**** TASK DATA

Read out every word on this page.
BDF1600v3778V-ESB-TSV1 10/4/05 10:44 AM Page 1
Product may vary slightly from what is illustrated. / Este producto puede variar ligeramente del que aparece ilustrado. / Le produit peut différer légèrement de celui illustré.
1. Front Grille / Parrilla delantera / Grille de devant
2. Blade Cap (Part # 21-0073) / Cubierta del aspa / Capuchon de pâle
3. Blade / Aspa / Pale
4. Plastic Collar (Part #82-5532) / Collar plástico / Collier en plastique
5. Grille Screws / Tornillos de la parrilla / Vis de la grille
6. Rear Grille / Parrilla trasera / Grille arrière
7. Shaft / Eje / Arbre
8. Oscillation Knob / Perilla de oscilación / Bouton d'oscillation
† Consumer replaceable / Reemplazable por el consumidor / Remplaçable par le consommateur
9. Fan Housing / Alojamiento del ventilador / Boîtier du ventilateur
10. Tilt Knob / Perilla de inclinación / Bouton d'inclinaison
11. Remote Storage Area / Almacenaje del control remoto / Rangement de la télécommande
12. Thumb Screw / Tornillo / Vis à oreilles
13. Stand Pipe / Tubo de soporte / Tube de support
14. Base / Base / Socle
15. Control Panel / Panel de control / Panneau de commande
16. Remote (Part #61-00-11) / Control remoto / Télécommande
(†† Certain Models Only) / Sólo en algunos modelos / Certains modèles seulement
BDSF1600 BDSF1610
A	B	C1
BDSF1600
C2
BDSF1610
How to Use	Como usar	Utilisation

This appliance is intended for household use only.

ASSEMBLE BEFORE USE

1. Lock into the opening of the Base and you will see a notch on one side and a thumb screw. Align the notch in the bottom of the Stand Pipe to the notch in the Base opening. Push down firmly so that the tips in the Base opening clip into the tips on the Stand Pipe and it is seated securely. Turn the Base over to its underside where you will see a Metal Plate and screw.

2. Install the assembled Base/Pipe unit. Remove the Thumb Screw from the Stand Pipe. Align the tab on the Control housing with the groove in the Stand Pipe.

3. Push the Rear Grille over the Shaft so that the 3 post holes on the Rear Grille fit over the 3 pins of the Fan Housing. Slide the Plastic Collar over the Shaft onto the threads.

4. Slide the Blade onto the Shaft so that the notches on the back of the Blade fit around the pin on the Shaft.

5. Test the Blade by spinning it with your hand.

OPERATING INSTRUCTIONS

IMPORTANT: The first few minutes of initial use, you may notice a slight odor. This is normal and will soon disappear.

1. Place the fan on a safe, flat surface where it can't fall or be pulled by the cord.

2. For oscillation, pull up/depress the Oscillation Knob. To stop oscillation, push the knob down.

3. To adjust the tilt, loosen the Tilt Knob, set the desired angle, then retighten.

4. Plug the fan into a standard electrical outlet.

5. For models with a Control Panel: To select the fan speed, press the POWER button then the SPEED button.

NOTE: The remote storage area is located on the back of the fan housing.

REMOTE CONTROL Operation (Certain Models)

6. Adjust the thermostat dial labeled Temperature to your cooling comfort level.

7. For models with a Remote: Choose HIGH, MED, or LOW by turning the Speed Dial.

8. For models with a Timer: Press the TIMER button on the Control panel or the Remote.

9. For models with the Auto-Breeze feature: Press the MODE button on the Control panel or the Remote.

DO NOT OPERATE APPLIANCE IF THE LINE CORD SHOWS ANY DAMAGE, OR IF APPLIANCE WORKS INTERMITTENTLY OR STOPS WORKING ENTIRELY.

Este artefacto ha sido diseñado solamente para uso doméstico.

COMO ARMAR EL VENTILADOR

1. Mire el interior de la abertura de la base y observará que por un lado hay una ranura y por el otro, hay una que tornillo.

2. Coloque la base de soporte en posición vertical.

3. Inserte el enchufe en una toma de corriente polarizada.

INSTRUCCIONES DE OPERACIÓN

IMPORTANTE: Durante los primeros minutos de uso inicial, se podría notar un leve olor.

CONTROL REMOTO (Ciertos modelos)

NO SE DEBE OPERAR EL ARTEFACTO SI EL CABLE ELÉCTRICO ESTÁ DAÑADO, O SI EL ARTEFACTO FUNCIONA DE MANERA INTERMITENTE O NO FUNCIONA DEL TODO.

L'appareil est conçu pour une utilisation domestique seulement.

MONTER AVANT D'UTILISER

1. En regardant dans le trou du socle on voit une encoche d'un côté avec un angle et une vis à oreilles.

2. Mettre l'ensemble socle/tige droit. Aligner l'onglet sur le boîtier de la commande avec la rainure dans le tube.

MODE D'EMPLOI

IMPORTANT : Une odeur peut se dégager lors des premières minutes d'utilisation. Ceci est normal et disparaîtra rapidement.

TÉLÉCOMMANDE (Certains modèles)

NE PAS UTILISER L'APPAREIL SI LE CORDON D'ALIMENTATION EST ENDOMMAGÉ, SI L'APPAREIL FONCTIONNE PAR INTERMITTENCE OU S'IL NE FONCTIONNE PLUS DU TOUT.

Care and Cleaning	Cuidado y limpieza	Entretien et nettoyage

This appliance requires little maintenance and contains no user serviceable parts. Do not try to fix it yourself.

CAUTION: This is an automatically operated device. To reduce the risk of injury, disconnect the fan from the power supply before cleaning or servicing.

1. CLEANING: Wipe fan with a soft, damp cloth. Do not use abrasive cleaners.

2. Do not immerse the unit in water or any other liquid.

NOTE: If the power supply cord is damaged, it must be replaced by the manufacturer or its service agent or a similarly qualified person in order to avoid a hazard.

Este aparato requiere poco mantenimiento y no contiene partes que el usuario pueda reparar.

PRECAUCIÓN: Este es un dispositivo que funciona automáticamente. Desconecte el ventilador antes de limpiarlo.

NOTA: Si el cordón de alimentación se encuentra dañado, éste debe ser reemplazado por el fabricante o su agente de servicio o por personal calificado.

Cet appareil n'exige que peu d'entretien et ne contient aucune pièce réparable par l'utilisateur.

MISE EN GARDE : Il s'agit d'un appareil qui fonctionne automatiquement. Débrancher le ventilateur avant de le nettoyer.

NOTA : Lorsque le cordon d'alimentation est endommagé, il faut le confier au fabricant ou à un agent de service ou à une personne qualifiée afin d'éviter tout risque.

********

WHAT THE EXERCISE ASKS. Each line of the listing should be echoed back exactly.

RESULT FOR THIS TASK.
Read out every word on this page.
BDF1600v3778V-ESB-TSV1 10/4/05 10:44 AM Page 1
Product may vary slightly from what is illustrated. / Este producto puede variar ligeramente del que aparece ilustrado. / Le produit peut différer légèrement de celui illustré.
1. Front Grille / Parrilla delantera / Grille de devant
2. Blade Cap (Part # 21-0073) / Cubierta del aspa / Capuchon de pâle
3. Blade / Aspa / Pale
4. Plastic Collar (Part #82-5532) / Collar plástico / Collier en plastique
5. Grille Screws / Tornillos de la parrilla / Vis de la grille
6. Rear Grille / Parrilla trasera / Grille arrière
7. Shaft / Eje / Arbre
8. Oscillation Knob / Perilla de oscilación / Bouton d'oscillation
† Consumer replaceable / Reemplazable por el consumidor / Remplaçable par le consommateur
9. Fan Housing / Alojamiento del ventilador / Boîtier du ventilateur
10. Tilt Knob / Perilla de inclinación / Bouton d'inclinaison
11. Remote Storage Area / Almacenaje del control remoto / Rangement de la télécommande
12. Thumb Screw / Tornillo / Vis à oreilles
13. Stand Pipe / Tubo de soporte / Tube de support
14. Base / Base / Socle
15. Control Panel / Panel de control / Panneau de commande
16. Remote (Part #61-00-11) / Control remoto / Télécommande
(†† Certain Models Only) / Sólo en algunos modelos / Certains modèles seulement
BDSF1600 BDSF1610
A	B	C1
BDSF1600
C2
BDSF1610
How to Use	Como usar	Utilisation

This appliance is intended for household use only.

ASSEMBLE BEFORE USE

1. Lock into the opening of the Base and you will see a notch on one side and a thumb screw. Align the notch in the bottom of the Stand Pipe to the notch in the Base opening. Push down firmly so that the tips in the Base opening clip into the tips on the Stand Pipe and it is seated securely. Turn the Base over to its underside where you will see a Metal Plate and screw.

2. Install the assembled Base/Pipe unit. Remove the Thumb Screw from the Stand Pipe. Align the tab on the Control housing with the groove in the Stand Pipe.

3. Push the Rear Grille over the Shaft so that the 3 post holes on the Rear Grille fit over the 3 pins of the Fan Housing. Slide the Plastic Collar over the Shaft onto the threads.

4. Slide the Blade onto the Shaft so that the notches on the back of the Blade fit around the pin on the Shaft.

5. Test the Blade by spinning it with your hand.

OPERATING INSTRUCTIONS

IMPORTANT: The first few minutes of initial use, you may notice a slight odor. This is normal and will soon disappear.

1. Place the fan on a safe, flat surface where it can't fall or be pulled by the cord.

2. For oscillation, pull up/depress the Oscillation Knob. To stop oscillation, push the knob down.

3. To adjust the tilt, loosen the Tilt Knob, set the desired angle, then retighten.

4. Plug the fan into a standard electrical outlet.

5. For models with a Control Panel: To select the fan speed, press the POWER button then the SPEED button.

NOTE: The remote storage area is located on the back of the fan housing.

REMOTE CONTROL Operation (Certain Models)

6. Adjust the thermostat dial labeled Temperature to your cooling comfort level.

7. For models with a Remote: Choose HIGH, MED, or LOW by turning the Speed Dial.

8. For models with a Timer: Press the TIMER button on the Control panel or the Remote.

9. For models with the Auto-Breeze feature: Press the MODE button on the Control panel or the Remote.

DO NOT OPERATE APPLIANCE IF THE LINE CORD SHOWS ANY DAMAGE, OR IF APPLIANCE WORKS INTERMITTENTLY OR STOPS WORKING ENTIRELY.

Este artefacto ha sido diseñado solamente para uso doméstico.

COMO ARMAR EL VENTILADOR

1. Mire el interior de la abertura de la base y observará que por un lado hay una ranura y por el otro, hay una que tornillo.

2. Coloque la base de soporte en posición vertical.

3. Inserte el enchufe en una toma de corriente polarizada.

INSTRUCCIONES DE OPERACIÓN

IMPORTANTE: Durante los primeros minutos de uso inicial, se podría notar un leve olor.

CONTROL REMOTO (Ciertos modelos)

NO SE DEBE OPERAR EL ARTEFACTO SI EL CABLE ELÉCTRICO ESTÁ DAÑADO, O SI EL ARTEFACTO FUNCIONA DE MANERA INTERMITENTE O NO FUNCIONA DEL TODO.

L'appareil est conçu pour une utilisation domestique seulement.

MONTER AVANT D'UTILISER

1. En regardant dans le trou du socle on voit une encoche d'un côté avec un angle et une vis à oreilles.

2. Mettre l'ensemble socle/tige droit. Aligner l'onglet sur le boîtier de la commande avec la rainure dans le tube.

MODE D'EMPLOI

IMPORTANT : Une odeur peut se dégager lors des premières minutes d'utilisation. Ceci est normal et disparaîtra rapidement.

TÉLÉCOMMANDE (Certains modèles)

NE PAS UTILISER L'APPAREIL SI LE CORDON D'ALIMENTATION EST ENDOMMAGÉ, SI L'APPAREIL FONCTIONNE PAR INTERMITTENCE OU S'IL NE FONCTIONNE PLUS DU TOUT.

Care and Cleaning	Cuidado y limpieza	Entretien et nettoyage

This appliance requires little maintenance and contains no user serviceable parts. Do not try to fix it yourself.

CAUTION: This is an automatically operated device. To reduce the risk of injury, disconnect the fan from the power supply before cleaning or servicing.

1. CLEANING: Wipe fan with a soft, damp cloth. Do not use abrasive cleaners.

2. Do not immerse the unit in water or any other liquid.

NOTE: If the power supply cord is damaged, it must be replaced by the manufacturer or its service agent or a similarly qualified person in order to avoid a hazard.

Este aparato requiere poco mantenimiento y no contiene partes que el usuario pueda reparar.

PRECAUCIÓN: Este es un dispositivo que funciona automáticamente. Desconecte el ventilador antes de limpiarlo.

NOTA: Si el cordón de alimentación se encuentra dañado, éste debe ser reemplazado por el fabricante o su agente de servicio o por personal calificado.

Cet appareil n'exige que peu d'entretien et ne contient aucune pièce réparable par l'utilisateur.

MISE EN GARDE : Il s'agit d'un appareil qui fonctionne automatiquement. Débrancher le ventilateur avant de le nettoyer.

NOTA : Lorsque le cordon d'alimentation est endommagé, il faut le confier au fabricant ou à un agent de service ou à une personne qualifiée afin d'éviter tout risque.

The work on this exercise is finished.